What you are asked to do → List all lines in the material below that contain "CLOSE".

Dataset excerpts →
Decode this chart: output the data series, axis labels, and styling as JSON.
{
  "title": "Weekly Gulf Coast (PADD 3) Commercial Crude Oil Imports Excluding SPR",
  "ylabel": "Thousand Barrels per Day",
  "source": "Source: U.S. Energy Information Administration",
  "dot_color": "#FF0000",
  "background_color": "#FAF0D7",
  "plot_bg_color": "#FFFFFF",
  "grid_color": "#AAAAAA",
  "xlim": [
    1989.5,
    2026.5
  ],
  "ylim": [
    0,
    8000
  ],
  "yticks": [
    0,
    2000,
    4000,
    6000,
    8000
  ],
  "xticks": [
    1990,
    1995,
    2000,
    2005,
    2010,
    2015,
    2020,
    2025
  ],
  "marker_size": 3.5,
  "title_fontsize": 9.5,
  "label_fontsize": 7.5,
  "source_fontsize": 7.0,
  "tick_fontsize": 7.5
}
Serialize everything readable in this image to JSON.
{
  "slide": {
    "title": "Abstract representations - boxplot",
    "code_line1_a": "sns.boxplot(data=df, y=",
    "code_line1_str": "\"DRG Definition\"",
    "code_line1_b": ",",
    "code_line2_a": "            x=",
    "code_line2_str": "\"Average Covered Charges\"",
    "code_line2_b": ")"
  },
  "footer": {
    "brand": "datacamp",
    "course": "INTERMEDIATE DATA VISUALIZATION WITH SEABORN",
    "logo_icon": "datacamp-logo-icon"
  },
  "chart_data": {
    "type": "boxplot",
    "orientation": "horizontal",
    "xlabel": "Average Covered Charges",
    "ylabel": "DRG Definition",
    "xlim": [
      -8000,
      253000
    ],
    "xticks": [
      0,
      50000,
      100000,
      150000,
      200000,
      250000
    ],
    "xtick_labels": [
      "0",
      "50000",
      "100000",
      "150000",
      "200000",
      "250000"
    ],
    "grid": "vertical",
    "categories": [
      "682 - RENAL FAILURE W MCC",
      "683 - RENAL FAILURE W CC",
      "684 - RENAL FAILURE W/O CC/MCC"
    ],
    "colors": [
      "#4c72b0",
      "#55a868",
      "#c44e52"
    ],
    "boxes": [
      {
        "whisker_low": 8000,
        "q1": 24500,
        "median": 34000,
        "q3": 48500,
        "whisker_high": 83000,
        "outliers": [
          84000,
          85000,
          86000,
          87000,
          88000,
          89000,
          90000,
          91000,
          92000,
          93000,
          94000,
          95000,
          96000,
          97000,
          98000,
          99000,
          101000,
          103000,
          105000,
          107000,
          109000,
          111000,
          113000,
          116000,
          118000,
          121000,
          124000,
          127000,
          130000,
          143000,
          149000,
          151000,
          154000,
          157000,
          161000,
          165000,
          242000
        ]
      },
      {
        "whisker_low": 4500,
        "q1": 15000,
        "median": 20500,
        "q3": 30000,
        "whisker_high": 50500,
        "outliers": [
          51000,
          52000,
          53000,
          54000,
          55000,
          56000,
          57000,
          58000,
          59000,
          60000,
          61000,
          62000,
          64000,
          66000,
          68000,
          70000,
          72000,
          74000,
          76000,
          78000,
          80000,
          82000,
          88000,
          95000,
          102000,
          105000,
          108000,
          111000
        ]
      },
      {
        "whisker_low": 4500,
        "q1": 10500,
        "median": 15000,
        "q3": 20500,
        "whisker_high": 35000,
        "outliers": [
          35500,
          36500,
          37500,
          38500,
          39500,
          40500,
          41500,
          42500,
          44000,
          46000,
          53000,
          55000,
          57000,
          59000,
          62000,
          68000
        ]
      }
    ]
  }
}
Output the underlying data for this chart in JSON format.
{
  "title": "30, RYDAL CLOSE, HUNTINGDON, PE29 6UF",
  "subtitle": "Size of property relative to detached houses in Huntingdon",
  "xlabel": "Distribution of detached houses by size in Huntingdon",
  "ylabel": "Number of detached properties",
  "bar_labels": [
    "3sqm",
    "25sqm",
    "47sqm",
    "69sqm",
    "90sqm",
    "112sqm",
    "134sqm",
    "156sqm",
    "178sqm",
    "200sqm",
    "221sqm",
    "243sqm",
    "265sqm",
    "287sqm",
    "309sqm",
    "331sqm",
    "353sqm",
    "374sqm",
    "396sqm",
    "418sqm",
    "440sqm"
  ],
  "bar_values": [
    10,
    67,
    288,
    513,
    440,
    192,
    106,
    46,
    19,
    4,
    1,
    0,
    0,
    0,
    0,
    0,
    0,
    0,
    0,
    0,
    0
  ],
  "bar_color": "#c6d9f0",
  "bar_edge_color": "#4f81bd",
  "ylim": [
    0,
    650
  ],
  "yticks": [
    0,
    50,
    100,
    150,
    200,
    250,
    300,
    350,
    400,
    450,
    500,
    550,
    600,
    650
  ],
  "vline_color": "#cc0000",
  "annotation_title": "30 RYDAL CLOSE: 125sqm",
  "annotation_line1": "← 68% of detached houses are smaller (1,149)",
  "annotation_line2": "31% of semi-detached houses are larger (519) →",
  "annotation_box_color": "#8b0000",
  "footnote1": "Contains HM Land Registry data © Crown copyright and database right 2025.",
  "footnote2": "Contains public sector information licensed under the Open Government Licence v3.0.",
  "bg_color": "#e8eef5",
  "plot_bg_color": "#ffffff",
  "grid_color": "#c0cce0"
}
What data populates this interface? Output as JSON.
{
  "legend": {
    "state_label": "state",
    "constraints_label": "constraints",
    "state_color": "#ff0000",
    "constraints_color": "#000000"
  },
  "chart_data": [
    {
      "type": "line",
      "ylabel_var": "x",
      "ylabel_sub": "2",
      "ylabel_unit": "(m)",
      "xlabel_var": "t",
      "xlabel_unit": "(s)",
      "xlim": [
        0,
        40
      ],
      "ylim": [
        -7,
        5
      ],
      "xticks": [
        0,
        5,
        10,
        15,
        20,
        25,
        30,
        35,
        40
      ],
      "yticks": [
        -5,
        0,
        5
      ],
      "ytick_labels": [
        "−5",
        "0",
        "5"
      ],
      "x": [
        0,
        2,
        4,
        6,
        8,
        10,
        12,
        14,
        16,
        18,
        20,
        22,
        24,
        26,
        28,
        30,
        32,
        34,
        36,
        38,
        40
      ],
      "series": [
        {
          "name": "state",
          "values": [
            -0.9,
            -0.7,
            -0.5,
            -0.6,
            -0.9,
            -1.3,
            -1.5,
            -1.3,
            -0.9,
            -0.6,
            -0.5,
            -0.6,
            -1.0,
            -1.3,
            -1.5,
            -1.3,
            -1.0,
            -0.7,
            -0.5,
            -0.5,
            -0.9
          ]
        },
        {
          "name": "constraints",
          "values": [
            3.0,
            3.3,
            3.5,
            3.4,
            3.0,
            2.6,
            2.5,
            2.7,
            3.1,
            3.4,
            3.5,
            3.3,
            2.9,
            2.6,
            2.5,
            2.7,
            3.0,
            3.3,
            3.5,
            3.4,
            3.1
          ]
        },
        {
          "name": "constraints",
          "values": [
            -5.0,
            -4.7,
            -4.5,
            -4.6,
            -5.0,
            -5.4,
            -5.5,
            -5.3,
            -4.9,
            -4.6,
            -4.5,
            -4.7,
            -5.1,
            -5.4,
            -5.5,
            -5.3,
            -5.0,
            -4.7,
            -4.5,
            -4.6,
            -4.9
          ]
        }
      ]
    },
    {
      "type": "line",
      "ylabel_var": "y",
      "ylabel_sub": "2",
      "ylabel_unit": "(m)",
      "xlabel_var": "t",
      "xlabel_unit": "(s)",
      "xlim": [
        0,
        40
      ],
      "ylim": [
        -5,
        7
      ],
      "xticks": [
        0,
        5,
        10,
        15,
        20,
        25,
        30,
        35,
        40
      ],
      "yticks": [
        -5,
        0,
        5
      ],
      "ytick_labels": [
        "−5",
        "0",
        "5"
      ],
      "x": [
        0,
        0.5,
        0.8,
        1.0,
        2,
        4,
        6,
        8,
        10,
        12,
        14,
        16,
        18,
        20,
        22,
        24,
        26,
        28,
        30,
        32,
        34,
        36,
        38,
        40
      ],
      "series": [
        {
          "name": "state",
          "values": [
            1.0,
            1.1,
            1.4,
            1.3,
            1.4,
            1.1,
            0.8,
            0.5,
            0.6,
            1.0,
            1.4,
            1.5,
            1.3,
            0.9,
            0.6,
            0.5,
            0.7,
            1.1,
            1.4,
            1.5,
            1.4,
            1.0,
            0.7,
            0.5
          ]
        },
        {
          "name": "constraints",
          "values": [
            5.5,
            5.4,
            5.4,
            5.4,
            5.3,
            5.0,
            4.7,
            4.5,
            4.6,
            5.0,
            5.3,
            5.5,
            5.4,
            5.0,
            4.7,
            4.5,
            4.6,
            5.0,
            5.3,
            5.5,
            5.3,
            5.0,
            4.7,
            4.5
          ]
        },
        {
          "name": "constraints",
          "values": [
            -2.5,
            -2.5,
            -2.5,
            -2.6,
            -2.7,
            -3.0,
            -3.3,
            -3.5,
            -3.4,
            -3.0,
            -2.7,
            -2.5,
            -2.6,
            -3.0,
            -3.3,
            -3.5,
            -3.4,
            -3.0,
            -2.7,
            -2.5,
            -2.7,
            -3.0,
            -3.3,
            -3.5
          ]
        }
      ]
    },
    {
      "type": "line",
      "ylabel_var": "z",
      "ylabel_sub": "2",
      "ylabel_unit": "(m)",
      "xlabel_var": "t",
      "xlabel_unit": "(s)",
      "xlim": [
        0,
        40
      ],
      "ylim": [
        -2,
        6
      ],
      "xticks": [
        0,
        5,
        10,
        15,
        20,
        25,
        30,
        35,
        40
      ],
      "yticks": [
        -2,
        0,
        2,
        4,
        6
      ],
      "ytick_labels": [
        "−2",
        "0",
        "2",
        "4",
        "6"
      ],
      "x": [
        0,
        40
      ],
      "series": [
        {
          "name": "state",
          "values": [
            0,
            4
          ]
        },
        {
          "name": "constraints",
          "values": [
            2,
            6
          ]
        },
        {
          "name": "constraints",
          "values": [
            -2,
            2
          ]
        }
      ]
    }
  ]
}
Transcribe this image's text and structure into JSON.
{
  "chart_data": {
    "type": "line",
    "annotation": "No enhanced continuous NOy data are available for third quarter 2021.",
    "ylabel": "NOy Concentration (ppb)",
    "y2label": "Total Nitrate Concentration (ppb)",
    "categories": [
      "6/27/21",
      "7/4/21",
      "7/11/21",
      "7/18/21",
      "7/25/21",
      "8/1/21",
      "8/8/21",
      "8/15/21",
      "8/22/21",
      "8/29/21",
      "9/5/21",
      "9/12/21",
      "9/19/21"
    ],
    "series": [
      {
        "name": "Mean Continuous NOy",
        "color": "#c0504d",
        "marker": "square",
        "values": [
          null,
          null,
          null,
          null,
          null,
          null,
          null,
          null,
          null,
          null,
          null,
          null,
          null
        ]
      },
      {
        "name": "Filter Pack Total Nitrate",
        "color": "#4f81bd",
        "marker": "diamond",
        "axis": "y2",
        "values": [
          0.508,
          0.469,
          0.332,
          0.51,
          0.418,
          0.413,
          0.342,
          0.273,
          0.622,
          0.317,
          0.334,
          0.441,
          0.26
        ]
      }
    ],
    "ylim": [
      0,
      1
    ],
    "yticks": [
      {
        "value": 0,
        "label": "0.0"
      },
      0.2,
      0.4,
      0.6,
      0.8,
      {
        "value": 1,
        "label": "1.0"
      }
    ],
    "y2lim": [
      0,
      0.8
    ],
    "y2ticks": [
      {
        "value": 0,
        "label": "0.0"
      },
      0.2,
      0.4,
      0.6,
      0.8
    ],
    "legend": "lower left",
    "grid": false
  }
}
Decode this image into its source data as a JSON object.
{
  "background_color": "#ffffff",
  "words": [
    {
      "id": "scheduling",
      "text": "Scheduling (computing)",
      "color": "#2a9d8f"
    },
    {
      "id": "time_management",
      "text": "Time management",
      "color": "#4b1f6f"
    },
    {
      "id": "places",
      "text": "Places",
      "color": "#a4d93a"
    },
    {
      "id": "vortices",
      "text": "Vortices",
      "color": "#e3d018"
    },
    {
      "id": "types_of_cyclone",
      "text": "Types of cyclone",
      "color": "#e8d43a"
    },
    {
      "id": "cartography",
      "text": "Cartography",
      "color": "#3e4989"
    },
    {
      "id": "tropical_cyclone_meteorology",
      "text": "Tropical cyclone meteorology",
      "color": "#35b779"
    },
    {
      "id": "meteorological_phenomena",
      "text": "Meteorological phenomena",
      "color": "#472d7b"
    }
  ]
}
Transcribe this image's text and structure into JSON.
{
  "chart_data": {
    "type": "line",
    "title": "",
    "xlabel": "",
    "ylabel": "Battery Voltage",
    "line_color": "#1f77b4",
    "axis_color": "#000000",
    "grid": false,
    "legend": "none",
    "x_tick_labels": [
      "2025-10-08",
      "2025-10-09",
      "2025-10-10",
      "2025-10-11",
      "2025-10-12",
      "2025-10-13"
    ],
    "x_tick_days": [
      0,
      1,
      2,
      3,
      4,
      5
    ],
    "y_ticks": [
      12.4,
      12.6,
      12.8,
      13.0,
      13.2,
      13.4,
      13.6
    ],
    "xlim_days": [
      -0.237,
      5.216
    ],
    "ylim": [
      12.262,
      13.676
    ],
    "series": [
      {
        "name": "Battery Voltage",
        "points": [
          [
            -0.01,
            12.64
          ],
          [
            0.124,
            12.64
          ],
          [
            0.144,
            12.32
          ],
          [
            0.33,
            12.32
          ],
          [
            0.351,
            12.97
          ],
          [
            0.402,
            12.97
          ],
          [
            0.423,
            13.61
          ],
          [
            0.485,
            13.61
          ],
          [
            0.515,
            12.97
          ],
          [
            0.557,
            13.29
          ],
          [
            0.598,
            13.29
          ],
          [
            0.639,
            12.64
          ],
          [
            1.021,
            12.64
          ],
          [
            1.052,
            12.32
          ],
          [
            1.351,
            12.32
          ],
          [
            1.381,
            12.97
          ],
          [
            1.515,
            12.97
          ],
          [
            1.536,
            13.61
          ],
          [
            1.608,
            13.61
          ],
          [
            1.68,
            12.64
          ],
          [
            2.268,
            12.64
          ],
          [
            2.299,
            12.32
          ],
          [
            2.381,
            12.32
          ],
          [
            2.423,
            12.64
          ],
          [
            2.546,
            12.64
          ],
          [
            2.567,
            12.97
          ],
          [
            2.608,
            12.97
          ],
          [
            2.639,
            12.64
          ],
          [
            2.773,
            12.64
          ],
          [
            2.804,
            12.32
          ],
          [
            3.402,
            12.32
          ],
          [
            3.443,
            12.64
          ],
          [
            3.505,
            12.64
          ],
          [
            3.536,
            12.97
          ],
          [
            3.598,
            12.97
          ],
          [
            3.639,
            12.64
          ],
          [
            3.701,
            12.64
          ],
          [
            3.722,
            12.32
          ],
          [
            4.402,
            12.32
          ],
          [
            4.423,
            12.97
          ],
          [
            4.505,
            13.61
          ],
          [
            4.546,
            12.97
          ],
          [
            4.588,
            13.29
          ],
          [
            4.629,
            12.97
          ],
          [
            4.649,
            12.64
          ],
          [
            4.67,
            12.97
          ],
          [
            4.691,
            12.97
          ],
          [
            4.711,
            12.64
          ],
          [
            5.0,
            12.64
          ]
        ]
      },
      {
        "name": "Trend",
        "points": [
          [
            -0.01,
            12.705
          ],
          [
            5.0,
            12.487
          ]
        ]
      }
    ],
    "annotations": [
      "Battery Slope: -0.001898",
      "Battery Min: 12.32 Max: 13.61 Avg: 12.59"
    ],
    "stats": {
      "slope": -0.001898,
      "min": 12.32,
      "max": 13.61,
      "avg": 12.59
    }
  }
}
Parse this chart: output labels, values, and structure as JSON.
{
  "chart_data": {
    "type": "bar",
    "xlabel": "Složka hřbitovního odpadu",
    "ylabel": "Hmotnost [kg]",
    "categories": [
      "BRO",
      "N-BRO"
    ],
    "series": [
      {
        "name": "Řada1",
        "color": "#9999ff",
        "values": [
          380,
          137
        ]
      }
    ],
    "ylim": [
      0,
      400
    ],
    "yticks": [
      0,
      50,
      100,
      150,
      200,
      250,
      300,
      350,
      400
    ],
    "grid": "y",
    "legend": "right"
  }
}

Result of this exercise →
  "title": "30, RYDAL CLOSE, HUNTINGDON, PE29 6UF",
  "annotation_title": "30 RYDAL CLOSE: 125sqm",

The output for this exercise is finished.